■ AVAILABLE DATA:
== == ==
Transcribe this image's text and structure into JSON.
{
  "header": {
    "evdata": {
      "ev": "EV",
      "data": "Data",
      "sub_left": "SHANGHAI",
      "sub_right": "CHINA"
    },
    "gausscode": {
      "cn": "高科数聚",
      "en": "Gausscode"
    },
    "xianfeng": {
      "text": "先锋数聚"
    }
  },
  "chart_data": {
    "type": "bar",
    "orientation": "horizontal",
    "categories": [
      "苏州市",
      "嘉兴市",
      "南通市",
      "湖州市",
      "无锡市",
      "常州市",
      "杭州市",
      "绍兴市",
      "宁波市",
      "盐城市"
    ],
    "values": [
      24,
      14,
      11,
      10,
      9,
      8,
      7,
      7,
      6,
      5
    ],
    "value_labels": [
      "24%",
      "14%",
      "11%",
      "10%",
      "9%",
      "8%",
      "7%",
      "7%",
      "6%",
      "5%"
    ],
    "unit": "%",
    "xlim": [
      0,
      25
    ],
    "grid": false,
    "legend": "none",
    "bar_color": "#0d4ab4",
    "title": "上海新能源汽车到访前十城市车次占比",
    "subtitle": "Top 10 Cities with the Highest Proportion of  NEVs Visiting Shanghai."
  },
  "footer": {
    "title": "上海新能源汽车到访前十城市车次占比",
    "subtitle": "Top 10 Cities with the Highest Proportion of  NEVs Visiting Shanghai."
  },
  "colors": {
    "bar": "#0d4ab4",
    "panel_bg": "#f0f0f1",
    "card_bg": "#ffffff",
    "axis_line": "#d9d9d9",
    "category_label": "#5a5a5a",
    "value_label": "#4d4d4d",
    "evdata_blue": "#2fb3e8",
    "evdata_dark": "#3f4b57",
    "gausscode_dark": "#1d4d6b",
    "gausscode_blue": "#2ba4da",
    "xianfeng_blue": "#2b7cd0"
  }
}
== == ==
■ GOAL:
Copy the data above in full, character for character.

■ EXERCISE ANSWER:
Transcribe this image's text and structure into JSON.
{
  "header": {
    "evdata": {
      "ev": "EV",
      "data": "Data",
      "sub_left": "SHANGHAI",
      "sub_right": "CHINA"
    },
    "gausscode": {
      "cn": "高科数聚",
      "en": "Gausscode"
    },
    "xianfeng": {
      "text": "先锋数聚"
    }
  },
  "chart_data": {
    "type": "bar",
    "orientation": "horizontal",
    "categories": [
      "苏州市",
      "嘉兴市",
      "南通市",
      "湖州市",
      "无锡市",
      "常州市",
      "杭州市",
      "绍兴市",
      "宁波市",
      "盐城市"
    ],
    "values": [
      24,
      14,
      11,
      10,
      9,
      8,
      7,
      7,
      6,
      5
    ],
    "value_labels": [
      "24%",
      "14%",
      "11%",
      "10%",
      "9%",
      "8%",
      "7%",
      "7%",
      "6%",
      "5%"
    ],
    "unit": "%",
    "xlim": [
      0,
      25
    ],
    "grid": false,
    "legend": "none",
    "bar_color": "#0d4ab4",
    "title": "上海新能源汽车到访前十城市车次占比",
    "subtitle": "Top 10 Cities with the Highest Proportion of  NEVs Visiting Shanghai."
  },
  "footer": {
    "title": "上海新能源汽车到访前十城市车次占比",
    "subtitle": "Top 10 Cities with the Highest Proportion of  NEVs Visiting Shanghai."
  },
  "colors": {
    "bar": "#0d4ab4",
    "panel_bg": "#f0f0f1",
    "card_bg": "#ffffff",
    "axis_line": "#d9d9d9",
    "category_label": "#5a5a5a",
    "value_label": "#4d4d4d",
    "evdata_blue": "#2fb3e8",
    "evdata_dark": "#3f4b57",
    "gausscode_dark": "#1d4d6b",
    "gausscode_blue": "#2ba4da",
    "xianfeng_blue": "#2b7cd0"
  }
}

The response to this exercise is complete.